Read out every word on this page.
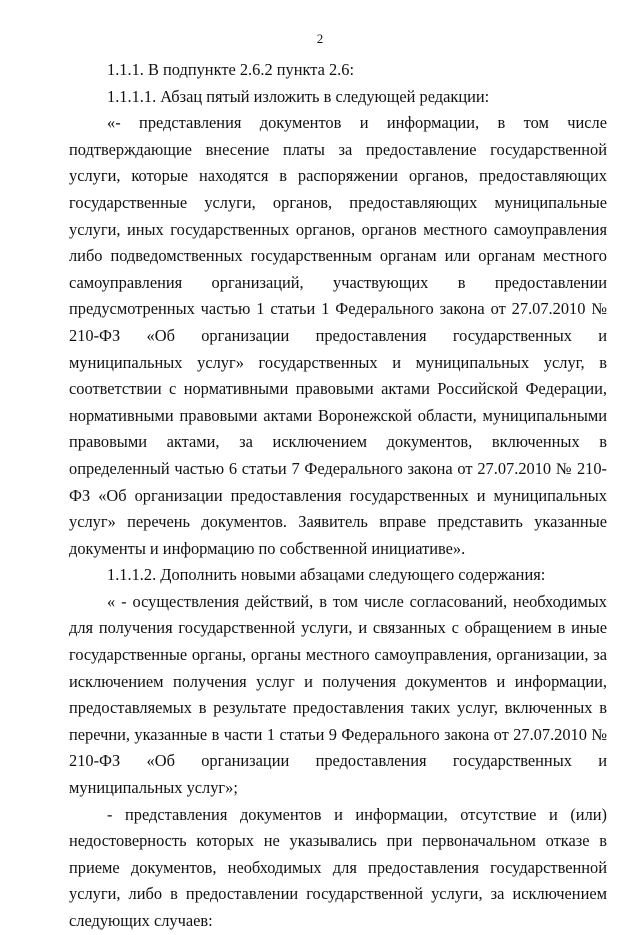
2

1.1.1. В подпункте 2.6.2 пункта 2.6:

1.1.1.1. Абзац пятый изложить в следующей редакции:

«- представления документов и информации, в том числе подтверждающие внесение платы за предоставление государственной услуги, которые находятся в распоряжении органов, предоставляющих государственные услуги, органов, предоставляющих муниципальные услуги, иных государственных органов, органов местного самоуправления либо подведомственных государственным органам или органам местного самоуправления организаций, участвующих в предоставлении предусмотренных частью 1 статьи 1 Федерального закона от 27.07.2010 № 210-ФЗ «Об организации предоставления государственных и муниципальных услуг» государственных и муниципальных услуг, в соответствии с нормативными правовыми актами Российской Федерации, нормативными правовыми актами Воронежской области, муниципальными правовыми актами, за исключением документов, включенных в определенный частью 6 статьи 7 Федерального закона от 27.07.2010 № 210-ФЗ «Об организации предоставления государственных и муниципальных услуг» перечень документов. Заявитель вправе представить указанные документы и информацию по собственной инициативе».

1.1.1.2. Дополнить новыми абзацами следующего содержания:

« - осуществления действий, в том числе согласований, необходимых для получения государственной услуги, и связанных с обращением в иные государственные органы, органы местного самоуправления, организации, за исключением получения услуг и получения документов и информации, предоставляемых в результате предоставления таких услуг, включенных в перечни, указанные в части 1 статьи 9 Федерального закона от 27.07.2010 № 210-ФЗ «Об организации предоставления государственных и муниципальных услуг»;

- представления документов и информации, отсутствие и (или) недостоверность которых не указывались при первоначальном отказе в приеме документов, необходимых для предоставления государственной услуги, либо в предоставлении государственной услуги, за исключением следующих случаев:
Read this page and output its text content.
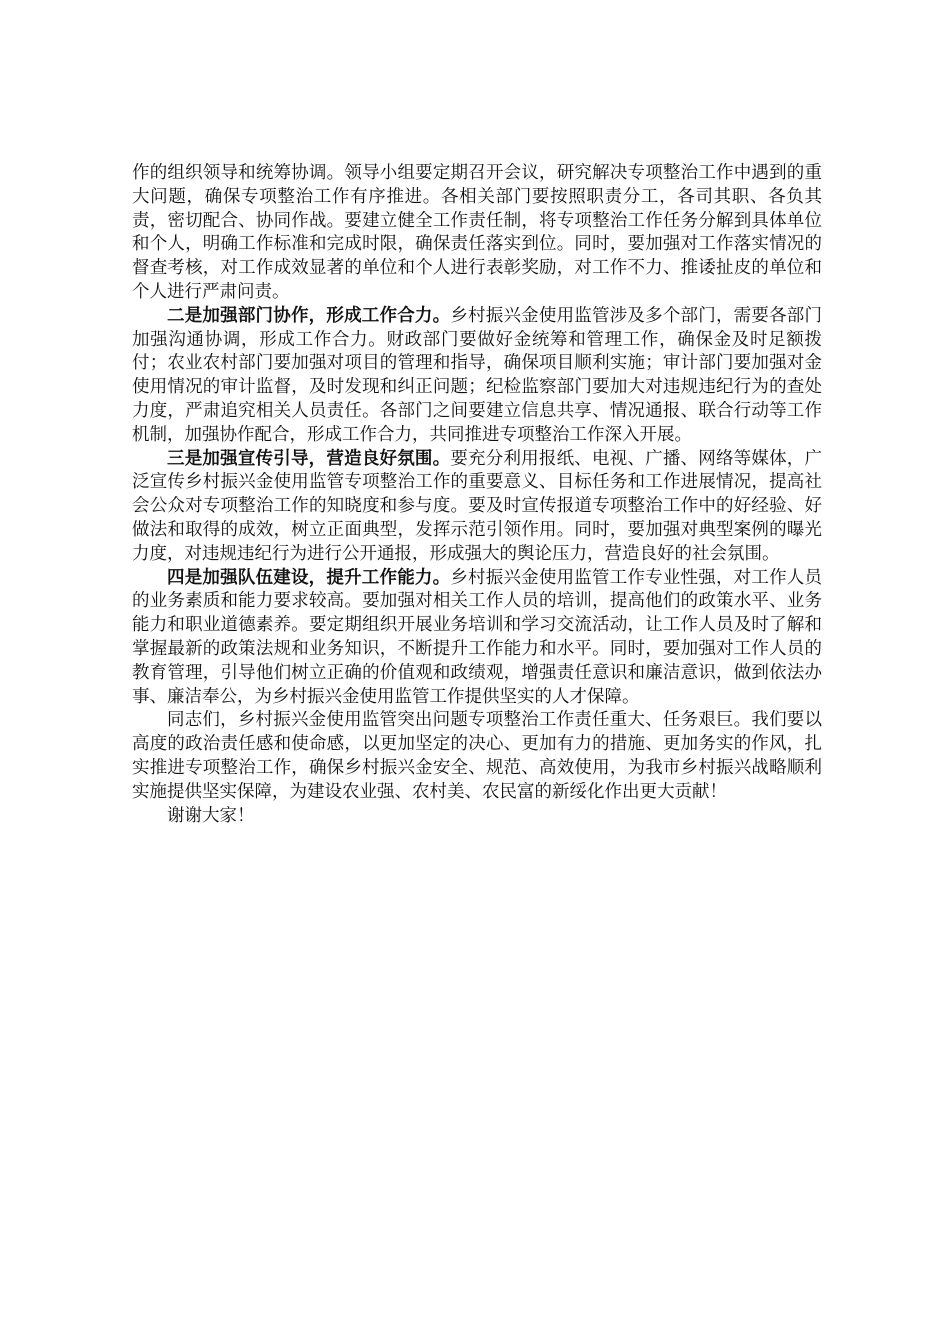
作的组织领导和统筹协调。领导小组要定期召开会议，研究解决专项整治工作中遇到的重大问题，确保专项整治工作有序推进。各相关部门要按照职责分工，各司其职、各负其责，密切配合、协同作战。要建立健全工作责任制，将专项整治工作任务分解到具体单位和个人，明确工作标准和完成时限，确保责任落实到位。同时，要加强对工作落实情况的督查考核，对工作成效显著的单位和个人进行表彰奖励，对工作不力、推诿扯皮的单位和个人进行严肃问责。

二是加强部门协作，形成工作合力。乡村振兴金使用监管涉及多个部门，需要各部门加强沟通协调，形成工作合力。财政部门要做好金统筹和管理工作，确保金及时足额拨付；农业农村部门要加强对项目的管理和指导，确保项目顺利实施；审计部门要加强对金使用情况的审计监督，及时发现和纠正问题；纪检监察部门要加大对违规违纪行为的查处力度，严肃追究相关人员责任。各部门之间要建立信息共享、情况通报、联合行动等工作机制，加强协作配合，形成工作合力，共同推进专项整治工作深入开展。

三是加强宣传引导，营造良好氛围。要充分利用报纸、电视、广播、网络等媒体，广泛宣传乡村振兴金使用监管专项整治工作的重要意义、目标任务和工作进展情况，提高社会公众对专项整治工作的知晓度和参与度。要及时宣传报道专项整治工作中的好经验、好做法和取得的成效，树立正面典型，发挥示范引领作用。同时，要加强对典型案例的曝光力度，对违规违纪行为进行公开通报，形成强大的舆论压力，营造良好的社会氛围。

四是加强队伍建设，提升工作能力。乡村振兴金使用监管工作专业性强，对工作人员的业务素质和能力要求较高。要加强对相关工作人员的培训，提高他们的政策水平、业务能力和职业道德素养。要定期组织开展业务培训和学习交流活动，让工作人员及时了解和掌握最新的政策法规和业务知识，不断提升工作能力和水平。同时，要加强对工作人员的教育管理，引导他们树立正确的价值观和政绩观，增强责任意识和廉洁意识，做到依法办事、廉洁奉公，为乡村振兴金使用监管工作提供坚实的人才保障。

同志们，乡村振兴金使用监管突出问题专项整治工作责任重大、任务艰巨。我们要以高度的政治责任感和使命感，以更加坚定的决心、更加有力的措施、更加务实的作风，扎实推进专项整治工作，确保乡村振兴金安全、规范、高效使用，为我市乡村振兴战略顺利实施提供坚实保障，为建设农业强、农村美、农民富的新绥化作出更大贡献！

谢谢大家！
○ ○ ○ ○
To do
Each entry should be repeated exactly as it appears; the pictures stay out.

Problem solution
Read out every word on this page.
2

1.1.1. В подпункте 2.6.2 пункта 2.6:

1.1.1.1. Абзац пятый изложить в следующей редакции:

«- представления документов и информации, в том числе подтверждающие внесение платы за предоставление государственной услуги, которые находятся в распоряжении органов, предоставляющих государственные услуги, органов, предоставляющих муниципальные услуги, иных государственных органов, органов местного самоуправления либо подведомственных государственным органам или органам местного самоуправления организаций, участвующих в предоставлении предусмотренных частью 1 статьи 1 Федерального закона от 27.07.2010 № 210-ФЗ «Об организации предоставления государственных и муниципальных услуг» государственных и муниципальных услуг, в соответствии с нормативными правовыми актами Российской Федерации, нормативными правовыми актами Воронежской области, муниципальными правовыми актами, за исключением документов, включенных в определенный частью 6 статьи 7 Федерального закона от 27.07.2010 № 210-ФЗ «Об организации предоставления государственных и муниципальных услуг» перечень документов. Заявитель вправе представить указанные документы и информацию по собственной инициативе».

1.1.1.2. Дополнить новыми абзацами следующего содержания:

« - осуществления действий, в том числе согласований, необходимых для получения государственной услуги, и связанных с обращением в иные государственные органы, органы местного самоуправления, организации, за исключением получения услуг и получения документов и информации, предоставляемых в результате предоставления таких услуг, включенных в перечни, указанные в части 1 статьи 9 Федерального закона от 27.07.2010 № 210-ФЗ «Об организации предоставления государственных и муниципальных услуг»;

- представления документов и информации, отсутствие и (или) недостоверность которых не указывались при первоначальном отказе в приеме документов, необходимых для предоставления государственной услуги, либо в предоставлении государственной услуги, за исключением следующих случаев:
Read this page and output its text content.
作的组织领导和统筹协调。领导小组要定期召开会议，研究解决专项整治工作中遇到的重大问题，确保专项整治工作有序推进。各相关部门要按照职责分工，各司其职、各负其责，密切配合、协同作战。要建立健全工作责任制，将专项整治工作任务分解到具体单位和个人，明确工作标准和完成时限，确保责任落实到位。同时，要加强对工作落实情况的督查考核，对工作成效显著的单位和个人进行表彰奖励，对工作不力、推诿扯皮的单位和个人进行严肃问责。

二是加强部门协作，形成工作合力。乡村振兴金使用监管涉及多个部门，需要各部门加强沟通协调，形成工作合力。财政部门要做好金统筹和管理工作，确保金及时足额拨付；农业农村部门要加强对项目的管理和指导，确保项目顺利实施；审计部门要加强对金使用情况的审计监督，及时发现和纠正问题；纪检监察部门要加大对违规违纪行为的查处力度，严肃追究相关人员责任。各部门之间要建立信息共享、情况通报、联合行动等工作机制，加强协作配合，形成工作合力，共同推进专项整治工作深入开展。

三是加强宣传引导，营造良好氛围。要充分利用报纸、电视、广播、网络等媒体，广泛宣传乡村振兴金使用监管专项整治工作的重要意义、目标任务和工作进展情况，提高社会公众对专项整治工作的知晓度和参与度。要及时宣传报道专项整治工作中的好经验、好做法和取得的成效，树立正面典型，发挥示范引领作用。同时，要加强对典型案例的曝光力度，对违规违纪行为进行公开通报，形成强大的舆论压力，营造良好的社会氛围。

四是加强队伍建设，提升工作能力。乡村振兴金使用监管工作专业性强，对工作人员的业务素质和能力要求较高。要加强对相关工作人员的培训，提高他们的政策水平、业务能力和职业道德素养。要定期组织开展业务培训和学习交流活动，让工作人员及时了解和掌握最新的政策法规和业务知识，不断提升工作能力和水平。同时，要加强对工作人员的教育管理，引导他们树立正确的价值观和政绩观，增强责任意识和廉洁意识，做到依法办事、廉洁奉公，为乡村振兴金使用监管工作提供坚实的人才保障。

同志们，乡村振兴金使用监管突出问题专项整治工作责任重大、任务艰巨。我们要以高度的政治责任感和使命感，以更加坚定的决心、更加有力的措施、更加务实的作风，扎实推进专项整治工作，确保乡村振兴金安全、规范、高效使用，为我市乡村振兴战略顺利实施提供坚实保障，为建设农业强、农村美、农民富的新绥化作出更大贡献！

谢谢大家！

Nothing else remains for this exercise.